» **INSTRUCTION**: Copy all lines below exactly as written. Leave pictures out.

[Entries from a visual dataset]
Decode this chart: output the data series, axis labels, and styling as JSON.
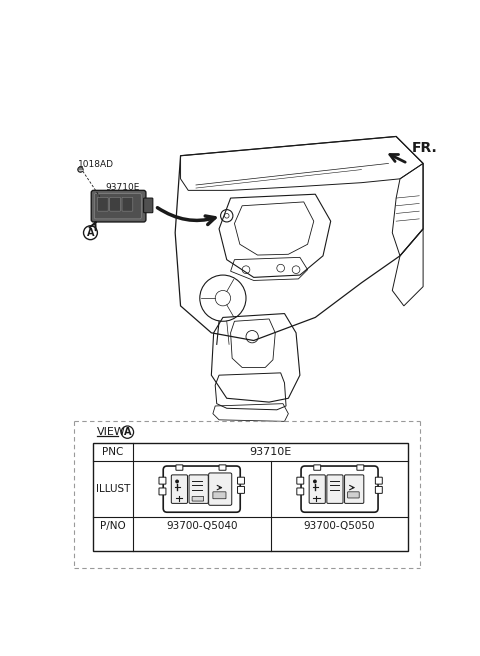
{
  "bg_color": "#ffffff",
  "line_color": "#1a1a1a",
  "dashed_color": "#999999",
  "label_1018AD": "1018AD",
  "label_93710E": "93710E",
  "label_FR": "FR.",
  "label_VIEW": "VIEW",
  "label_A": "A",
  "label_PNC": "PNC",
  "label_ILLUST": "ILLUST",
  "label_PNO": "P/NO",
  "pnc_value": "93710E",
  "pno_left": "93700-Q5040",
  "pno_right": "93700-Q5050",
  "fig_w": 4.8,
  "fig_h": 6.56,
  "dpi": 100
}
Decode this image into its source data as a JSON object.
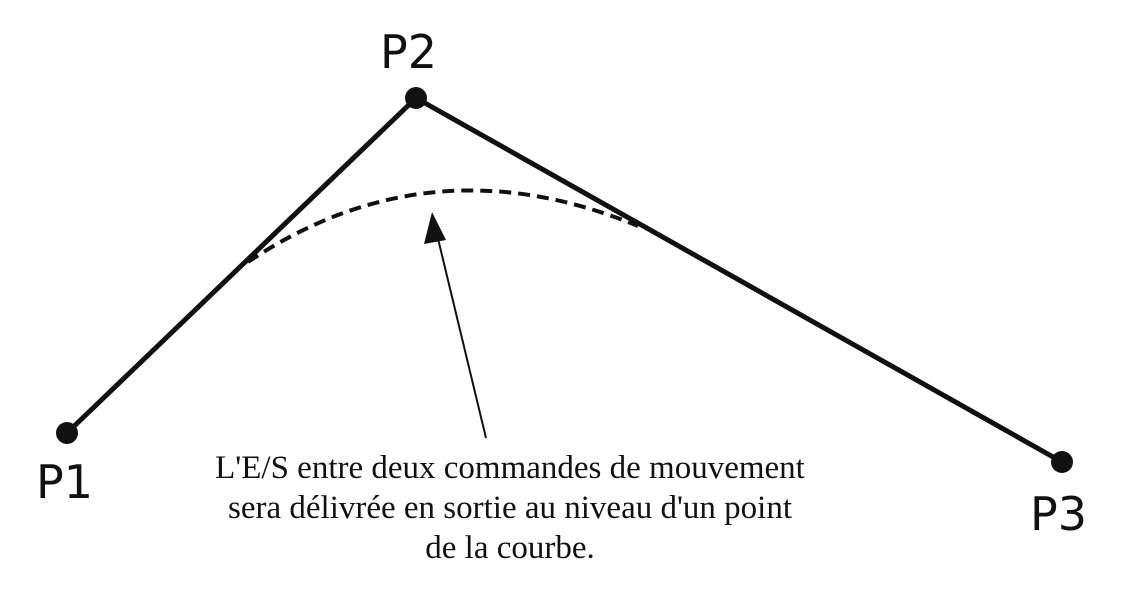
{
  "points": {
    "p1": "P1",
    "p2": "P2",
    "p3": "P3"
  },
  "caption": {
    "line1": "L'E/S entre deux commandes de mouvement",
    "line2": "sera délivrée en sortie au niveau d'un point",
    "line3": "de la courbe."
  },
  "colors": {
    "stroke": "#111111",
    "background": "#ffffff"
  }
}
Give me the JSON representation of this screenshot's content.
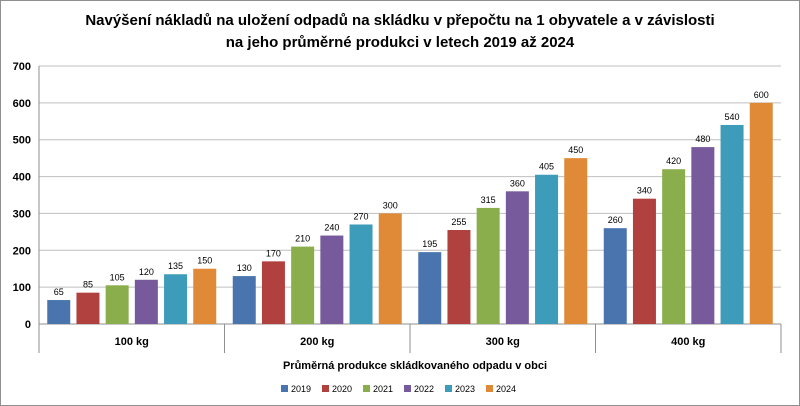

» **THE ANSWER**:
Decode this chart: output the data series, axis labels, and styling as JSON.
{
  "bg_color": "#ffffff",
  "line_color": "#1a1a1a",
  "dashed_color": "#999999",
  "label_1018AD": "1018AD",
  "label_93710E": "93710E",
  "label_FR": "FR.",
  "label_VIEW": "VIEW",
  "label_A": "A",
  "label_PNC": "PNC",
  "label_ILLUST": "ILLUST",
  "label_PNO": "P/NO",
  "pnc_value": "93710E",
  "pno_left": "93700-Q5040",
  "pno_right": "93700-Q5050",
  "fig_w": 4.8,
  "fig_h": 6.56,
  "dpi": 100
}
Decode this image into its source data as a JSON object.
{
  "points": {
    "p1": "P1",
    "p2": "P2",
    "p3": "P3"
  },
  "caption": {
    "line1": "L'E/S entre deux commandes de mouvement",
    "line2": "sera délivrée en sortie au niveau d'un point",
    "line3": "de la courbe."
  },
  "colors": {
    "stroke": "#111111",
    "background": "#ffffff"
  }
}
Give me the JSON representation of this screenshot's content.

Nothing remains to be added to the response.